- **TASK STATEMENT**
Every record that follows must be duplicated exactly, with images left out.

- **MATERIAL FOR THIS TASK**

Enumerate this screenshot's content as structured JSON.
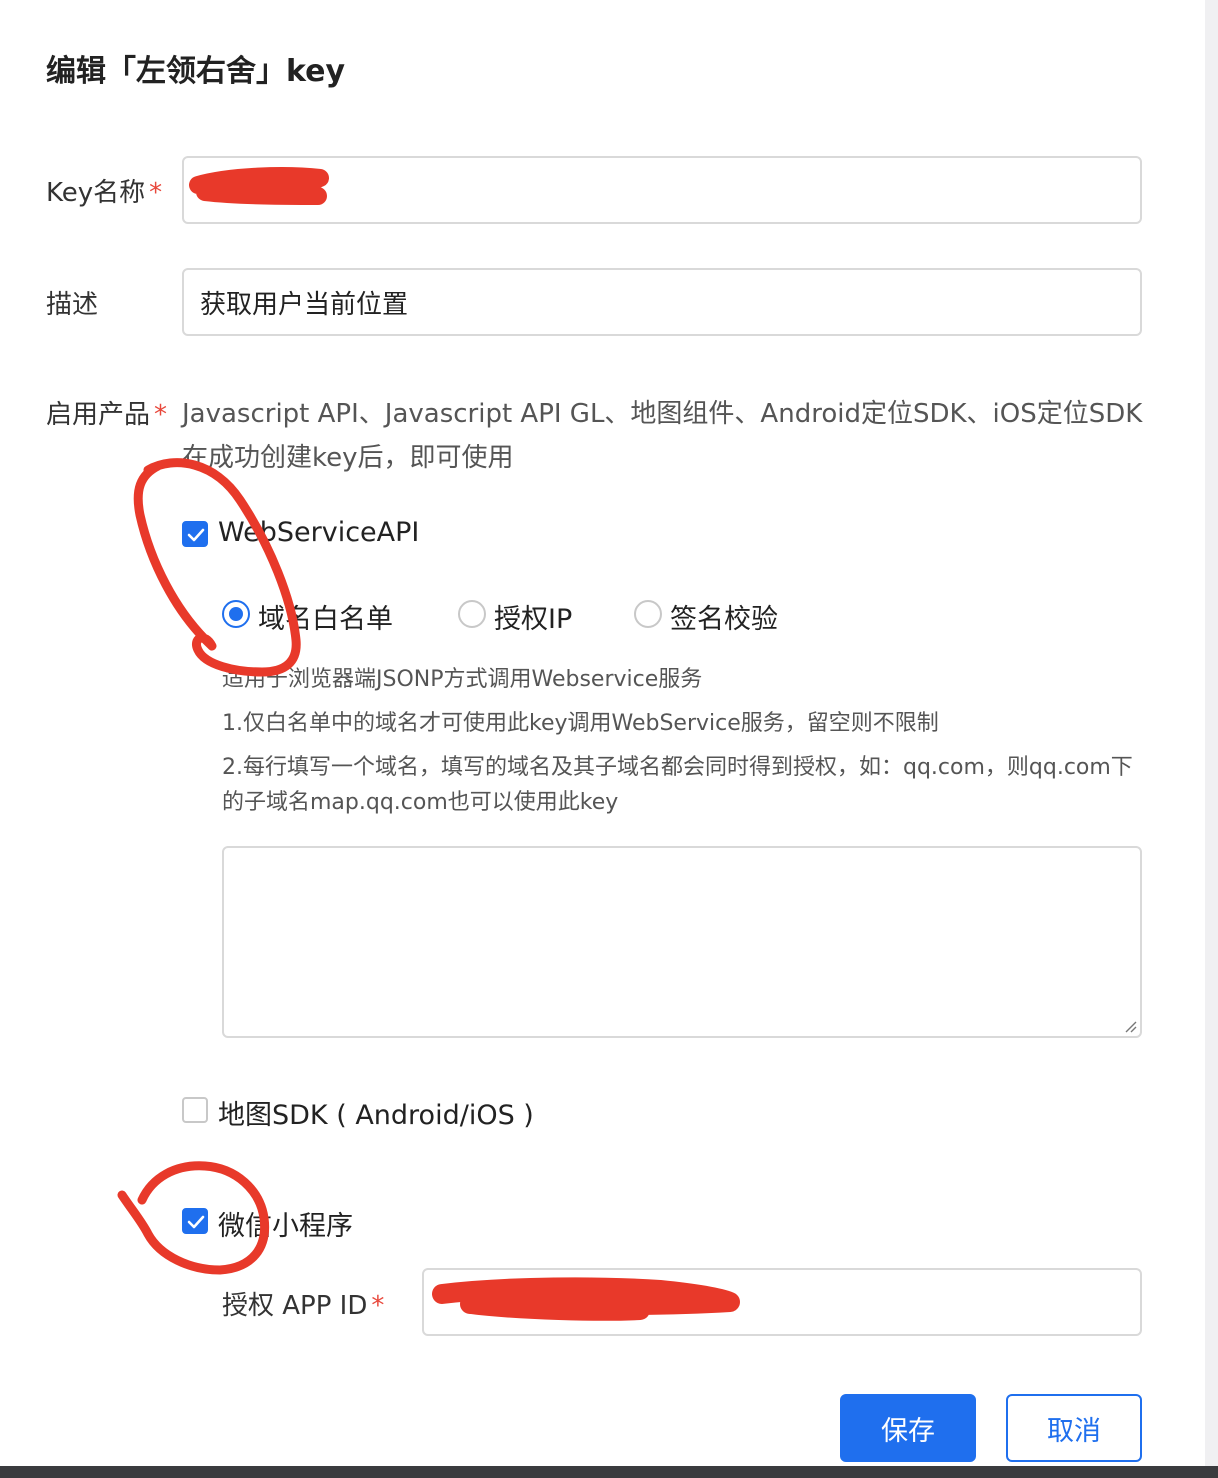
{
  "dialog": {
    "title": "编辑「左领右舍」key"
  },
  "form": {
    "key_name": {
      "label": "Key名称",
      "required_mark": "*",
      "value": ""
    },
    "description": {
      "label": "描述",
      "value": "获取用户当前位置"
    },
    "products": {
      "label": "启用产品",
      "required_mark": "*",
      "note": "Javascript API、Javascript API GL、地图组件、Android定位SDK、iOS定位SDK在成功创建key后，即可使用",
      "webservice": {
        "label": "WebServiceAPI",
        "checked": true,
        "modes": [
          {
            "label": "域名白名单",
            "selected": true
          },
          {
            "label": "授权IP",
            "selected": false
          },
          {
            "label": "签名校验",
            "selected": false
          }
        ],
        "help": [
          "适用于浏览器端JSONP方式调用Webservice服务",
          "1.仅白名单中的域名才可使用此key调用WebService服务，留空则不限制",
          "2.每行填写一个域名，填写的域名及其子域名都会同时得到授权，如：qq.com，则qq.com下的子域名map.qq.com也可以使用此key"
        ],
        "whitelist_value": ""
      },
      "map_sdk": {
        "label": "地图SDK ( Android/iOS )",
        "checked": false
      },
      "miniprogram": {
        "label": "微信小程序",
        "checked": true,
        "appid": {
          "label": "授权 APP ID",
          "required_mark": "*",
          "value": ""
        }
      }
    }
  },
  "actions": {
    "save_label": "保存",
    "cancel_label": "取消"
  },
  "colors": {
    "primary": "#1f6fee",
    "required": "#e8483c",
    "annotation": "#e8392a"
  }
}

- **FULL OUTPUT**
Enumerate this screenshot's content as structured JSON.
{
  "dialog": {
    "title": "编辑「左领右舍」key"
  },
  "form": {
    "key_name": {
      "label": "Key名称",
      "required_mark": "*",
      "value": ""
    },
    "description": {
      "label": "描述",
      "value": "获取用户当前位置"
    },
    "products": {
      "label": "启用产品",
      "required_mark": "*",
      "note": "Javascript API、Javascript API GL、地图组件、Android定位SDK、iOS定位SDK在成功创建key后，即可使用",
      "webservice": {
        "label": "WebServiceAPI",
        "checked": true,
        "modes": [
          {
            "label": "域名白名单",
            "selected": true
          },
          {
            "label": "授权IP",
            "selected": false
          },
          {
            "label": "签名校验",
            "selected": false
          }
        ],
        "help": [
          "适用于浏览器端JSONP方式调用Webservice服务",
          "1.仅白名单中的域名才可使用此key调用WebService服务，留空则不限制",
          "2.每行填写一个域名，填写的域名及其子域名都会同时得到授权，如：qq.com，则qq.com下的子域名map.qq.com也可以使用此key"
        ],
        "whitelist_value": ""
      },
      "map_sdk": {
        "label": "地图SDK ( Android/iOS )",
        "checked": false
      },
      "miniprogram": {
        "label": "微信小程序",
        "checked": true,
        "appid": {
          "label": "授权 APP ID",
          "required_mark": "*",
          "value": ""
        }
      }
    }
  },
  "actions": {
    "save_label": "保存",
    "cancel_label": "取消"
  },
  "colors": {
    "primary": "#1f6fee",
    "required": "#e8483c",
    "annotation": "#e8392a"
  }
}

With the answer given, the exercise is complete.